Figure content listings
● ● ● ● ● ● ●
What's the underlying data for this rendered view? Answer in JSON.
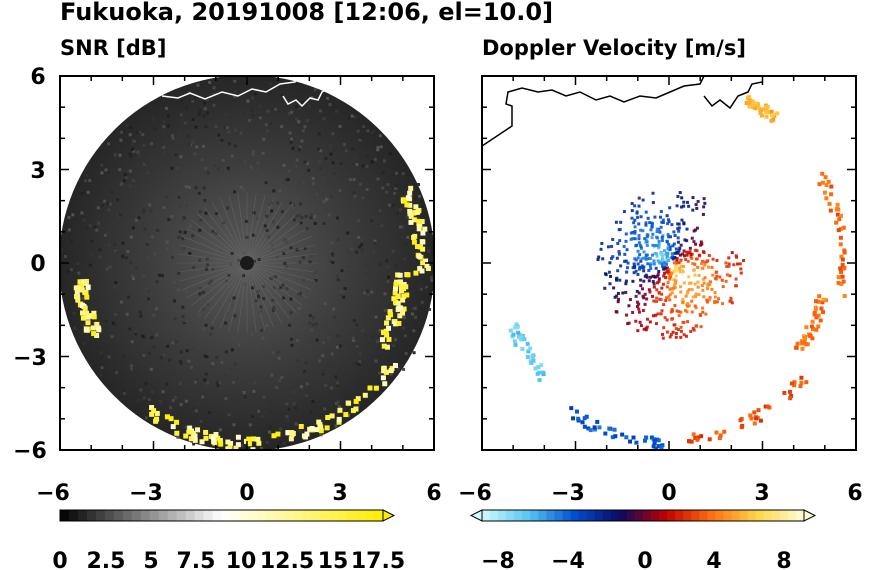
{
  "header": {
    "title": "Fukuoka, 20191008 [12:06, el=10.0]"
  },
  "chart_data": [
    {
      "type": "heatmap",
      "title": "SNR [dB]",
      "xlim": [
        -6,
        6
      ],
      "ylim": [
        -6,
        6
      ],
      "x_ticks": [
        "−6",
        "−3",
        "0",
        "3",
        "6"
      ],
      "y_ticks": [
        "6",
        "3",
        "0",
        "−3",
        "−6"
      ],
      "colorbar": {
        "ticks": [
          "0",
          "2.5",
          "5",
          "7.5",
          "10",
          "12.5",
          "15",
          "17.5"
        ],
        "range": [
          0,
          18
        ],
        "colors": [
          "#000000",
          "#ffffff",
          "#ffee00"
        ]
      },
      "echo_region": "ring of strong echoes (yellow) along the south and east edge of the radar disk",
      "grid": false
    },
    {
      "type": "heatmap",
      "title": "Doppler Velocity [m/s]",
      "xlim": [
        -6,
        6
      ],
      "ylim": [
        -6,
        6
      ],
      "x_ticks": [
        "−6",
        "−3",
        "0",
        "3",
        "6"
      ],
      "colorbar": {
        "ticks": [
          "−8",
          "−4",
          "0",
          "4",
          "8"
        ],
        "range": [
          -10,
          10
        ],
        "colors": [
          "#cffcff",
          "#58c8f0",
          "#0050d0",
          "#0a0a60",
          "#c00000",
          "#ff7010",
          "#ffd848",
          "#fffcd8"
        ]
      },
      "grid": false
    }
  ]
}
● ● ● ● ● ● ●
**What you are asked to do:**
Omit each picture, then return all of the listing exactly as it stands.

**Response for this exercise:**
What's the underlying data for this rendered view? Answer in JSON.
{
  "header": {
    "title": "Fukuoka, 20191008 [12:06, el=10.0]"
  },
  "chart_data": [
    {
      "type": "heatmap",
      "title": "SNR [dB]",
      "xlim": [
        -6,
        6
      ],
      "ylim": [
        -6,
        6
      ],
      "x_ticks": [
        "−6",
        "−3",
        "0",
        "3",
        "6"
      ],
      "y_ticks": [
        "6",
        "3",
        "0",
        "−3",
        "−6"
      ],
      "colorbar": {
        "ticks": [
          "0",
          "2.5",
          "5",
          "7.5",
          "10",
          "12.5",
          "15",
          "17.5"
        ],
        "range": [
          0,
          18
        ],
        "colors": [
          "#000000",
          "#ffffff",
          "#ffee00"
        ]
      },
      "echo_region": "ring of strong echoes (yellow) along the south and east edge of the radar disk",
      "grid": false
    },
    {
      "type": "heatmap",
      "title": "Doppler Velocity [m/s]",
      "xlim": [
        -6,
        6
      ],
      "ylim": [
        -6,
        6
      ],
      "x_ticks": [
        "−6",
        "−3",
        "0",
        "3",
        "6"
      ],
      "colorbar": {
        "ticks": [
          "−8",
          "−4",
          "0",
          "4",
          "8"
        ],
        "range": [
          -10,
          10
        ],
        "colors": [
          "#cffcff",
          "#58c8f0",
          "#0050d0",
          "#0a0a60",
          "#c00000",
          "#ff7010",
          "#ffd848",
          "#fffcd8"
        ]
      },
      "grid": false
    }
  ]
}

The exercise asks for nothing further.